## Entries provided
========
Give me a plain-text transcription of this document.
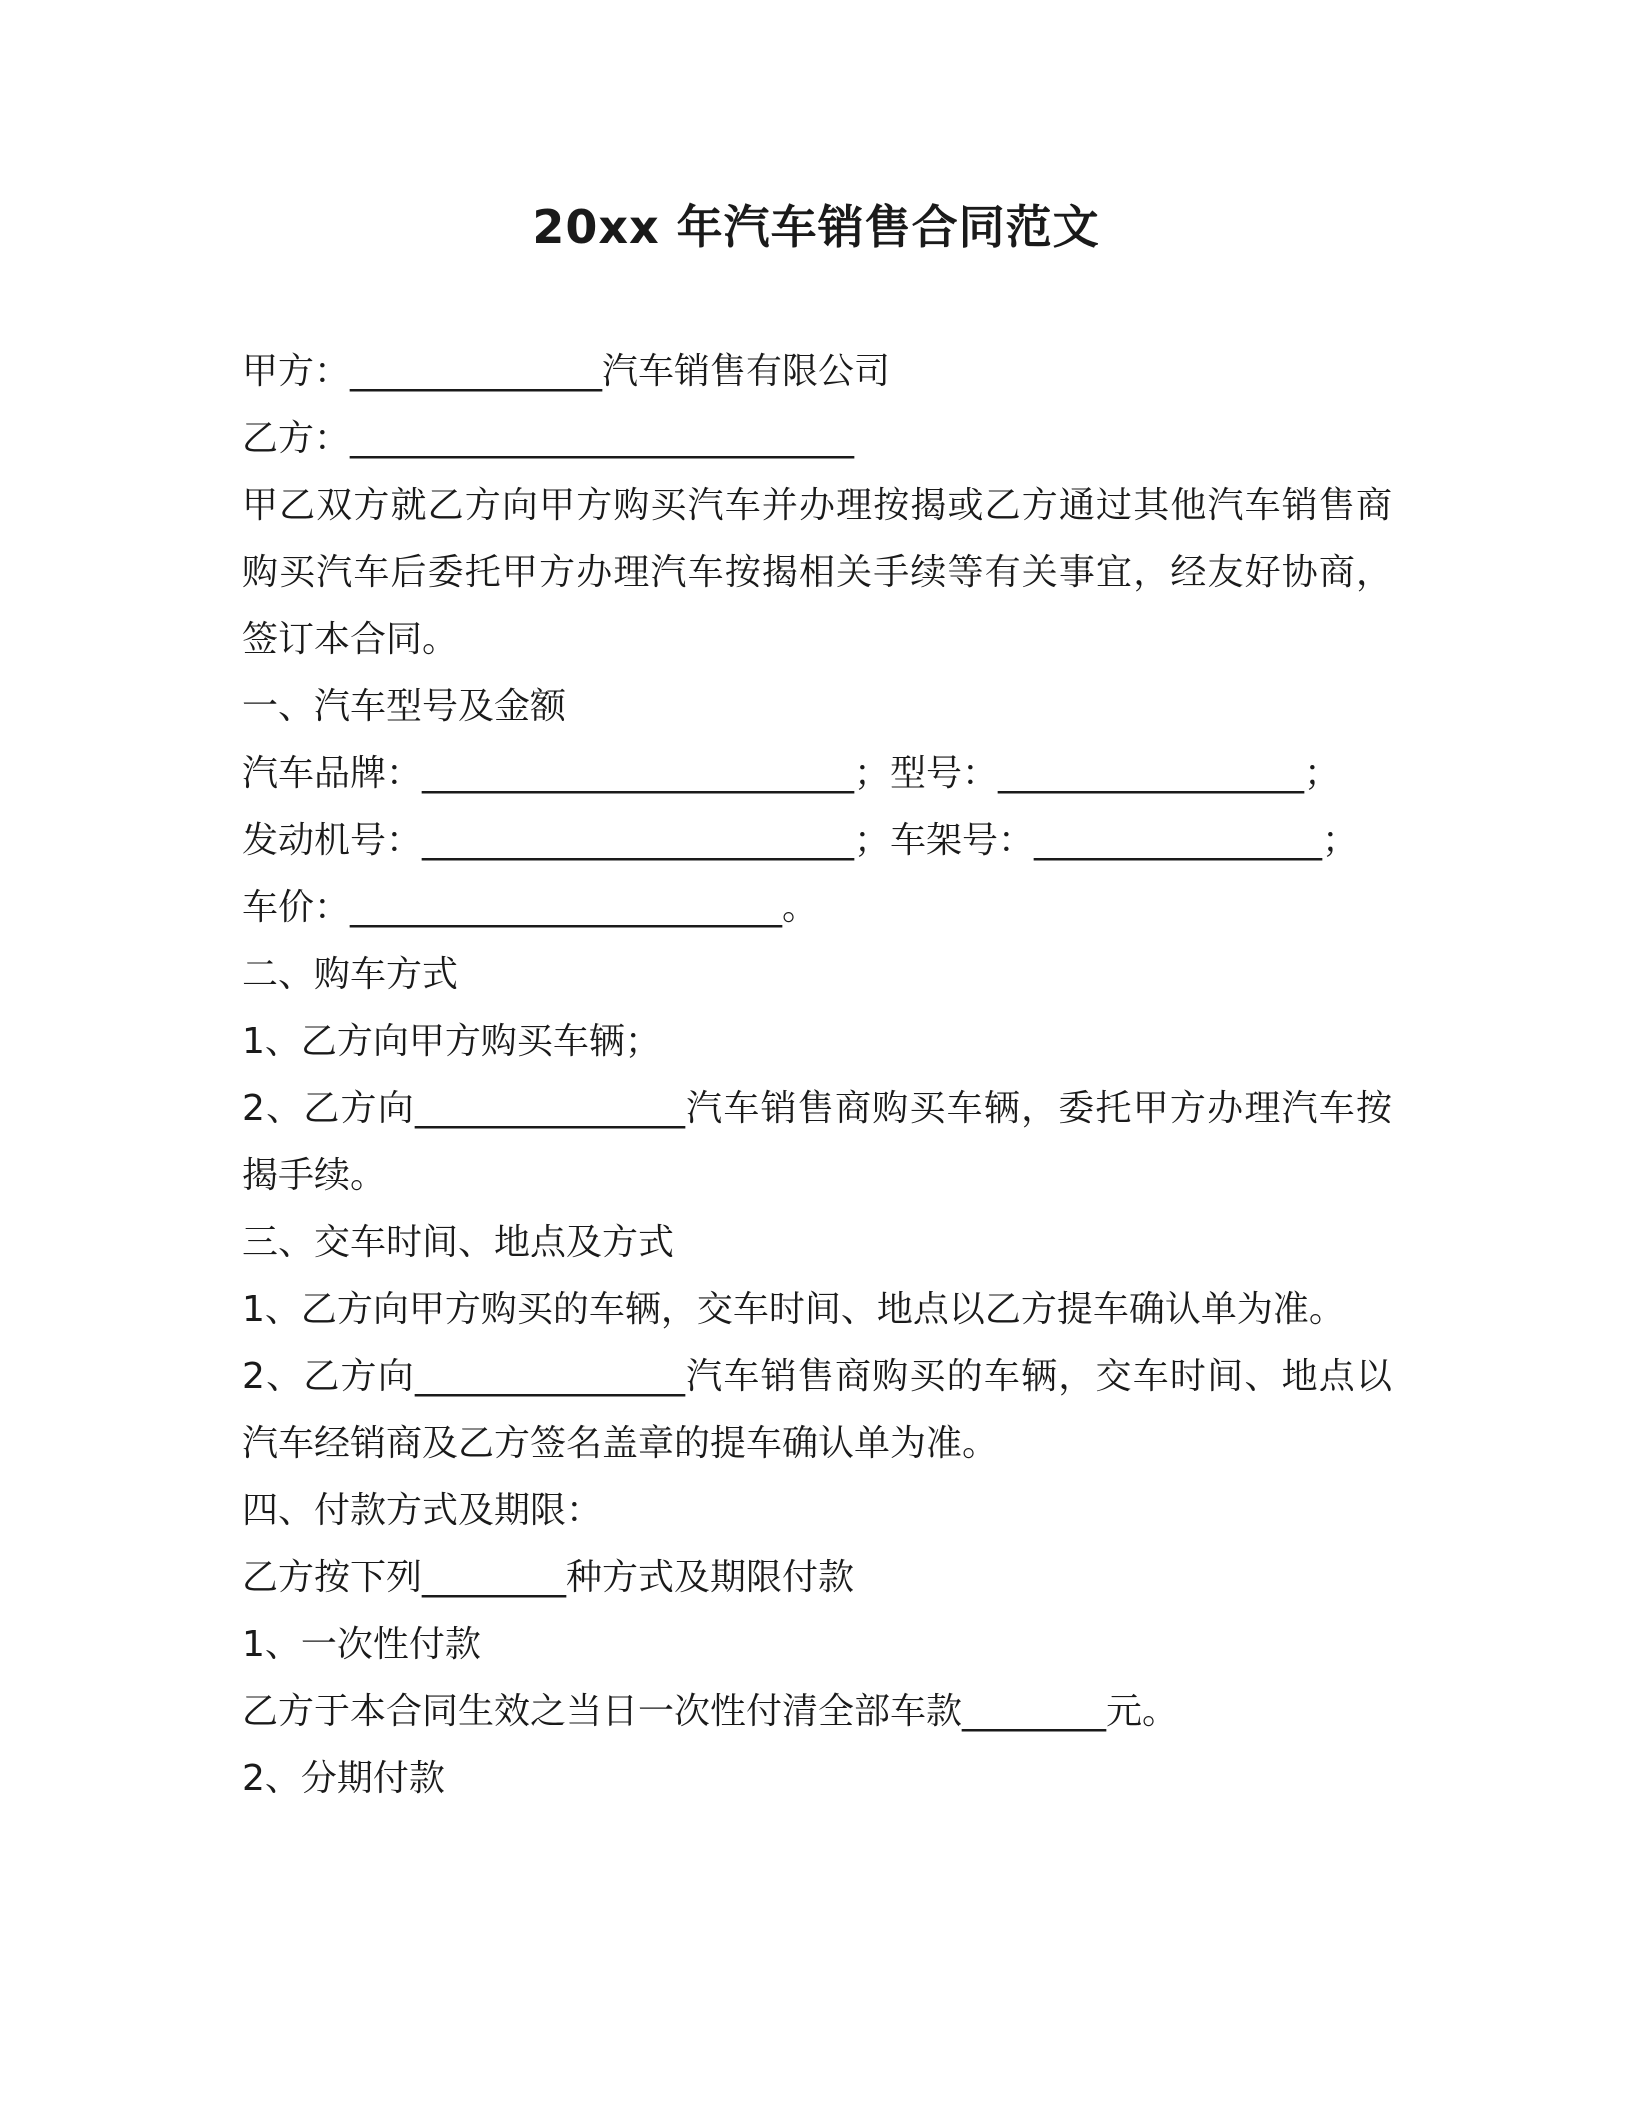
20xx 年汽车销售合同范文
甲方：______________汽车销售有限公司
乙方：____________________________
甲乙双方就乙方向甲方购买汽车并办理按揭或乙方通过其他汽车销售商购买汽车后委托甲方办理汽车按揭相关手续等有关事宜，经友好协商，签订本合同。
一、汽车型号及金额
汽车品牌：________________________；型号：_________________；
发动机号：________________________；车架号：________________；
车价：________________________。
二、购车方式
1、乙方向甲方购买车辆；
2、乙方向_______________汽车销售商购买车辆，委托甲方办理汽车按揭手续。
三、交车时间、地点及方式
1、乙方向甲方购买的车辆，交车时间、地点以乙方提车确认单为准。
2、乙方向_______________汽车销售商购买的车辆，交车时间、地点以汽车经销商及乙方签名盖章的提车确认单为准。
四、付款方式及期限：
乙方按下列________种方式及期限付款
1、一次性付款
乙方于本合同生效之当日一次性付清全部车款________元。
2、分期付款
========
## What needs to be done
In the listing above, count each line that holds the string "交车时间". Give the number only.

## Answer for the task
3